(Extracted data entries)
———

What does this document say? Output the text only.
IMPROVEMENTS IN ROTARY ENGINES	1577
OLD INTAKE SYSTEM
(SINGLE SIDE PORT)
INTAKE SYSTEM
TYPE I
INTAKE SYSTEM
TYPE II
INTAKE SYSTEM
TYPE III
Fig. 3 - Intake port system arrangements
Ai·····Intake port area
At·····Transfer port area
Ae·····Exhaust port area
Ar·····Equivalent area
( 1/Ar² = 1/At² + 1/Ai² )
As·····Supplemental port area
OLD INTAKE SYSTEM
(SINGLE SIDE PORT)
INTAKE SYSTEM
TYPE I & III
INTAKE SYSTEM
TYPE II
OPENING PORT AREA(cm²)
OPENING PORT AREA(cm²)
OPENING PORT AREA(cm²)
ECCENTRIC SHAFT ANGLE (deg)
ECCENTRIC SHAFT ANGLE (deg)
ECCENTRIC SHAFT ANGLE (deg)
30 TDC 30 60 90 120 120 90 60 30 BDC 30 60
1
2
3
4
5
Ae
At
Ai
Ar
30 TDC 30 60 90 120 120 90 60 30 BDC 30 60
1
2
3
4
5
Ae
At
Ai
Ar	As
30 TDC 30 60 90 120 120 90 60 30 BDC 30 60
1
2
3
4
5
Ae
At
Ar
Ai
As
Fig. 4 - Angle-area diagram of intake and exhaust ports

———

Required task -
Each entry above is to be quoted exactly.

Answer to the exercise -
What does this document say? Output the text only.
IMPROVEMENTS IN ROTARY ENGINES	1577
OLD INTAKE SYSTEM
(SINGLE SIDE PORT)
INTAKE SYSTEM
TYPE I
INTAKE SYSTEM
TYPE II
INTAKE SYSTEM
TYPE III
Fig. 3 - Intake port system arrangements
Ai·····Intake port area
At·····Transfer port area
Ae·····Exhaust port area
Ar·····Equivalent area
( 1/Ar² = 1/At² + 1/Ai² )
As·····Supplemental port area
OLD INTAKE SYSTEM
(SINGLE SIDE PORT)
INTAKE SYSTEM
TYPE I & III
INTAKE SYSTEM
TYPE II
OPENING PORT AREA(cm²)
OPENING PORT AREA(cm²)
OPENING PORT AREA(cm²)
ECCENTRIC SHAFT ANGLE (deg)
ECCENTRIC SHAFT ANGLE (deg)
ECCENTRIC SHAFT ANGLE (deg)
30 TDC 30 60 90 120 120 90 60 30 BDC 30 60
1
2
3
4
5
Ae
At
Ai
Ar
30 TDC 30 60 90 120 120 90 60 30 BDC 30 60
1
2
3
4
5
Ae
At
Ai
Ar	As
30 TDC 30 60 90 120 120 90 60 30 BDC 30 60
1
2
3
4
5
Ae
At
Ar
Ai
As
Fig. 4 - Angle-area diagram of intake and exhaust ports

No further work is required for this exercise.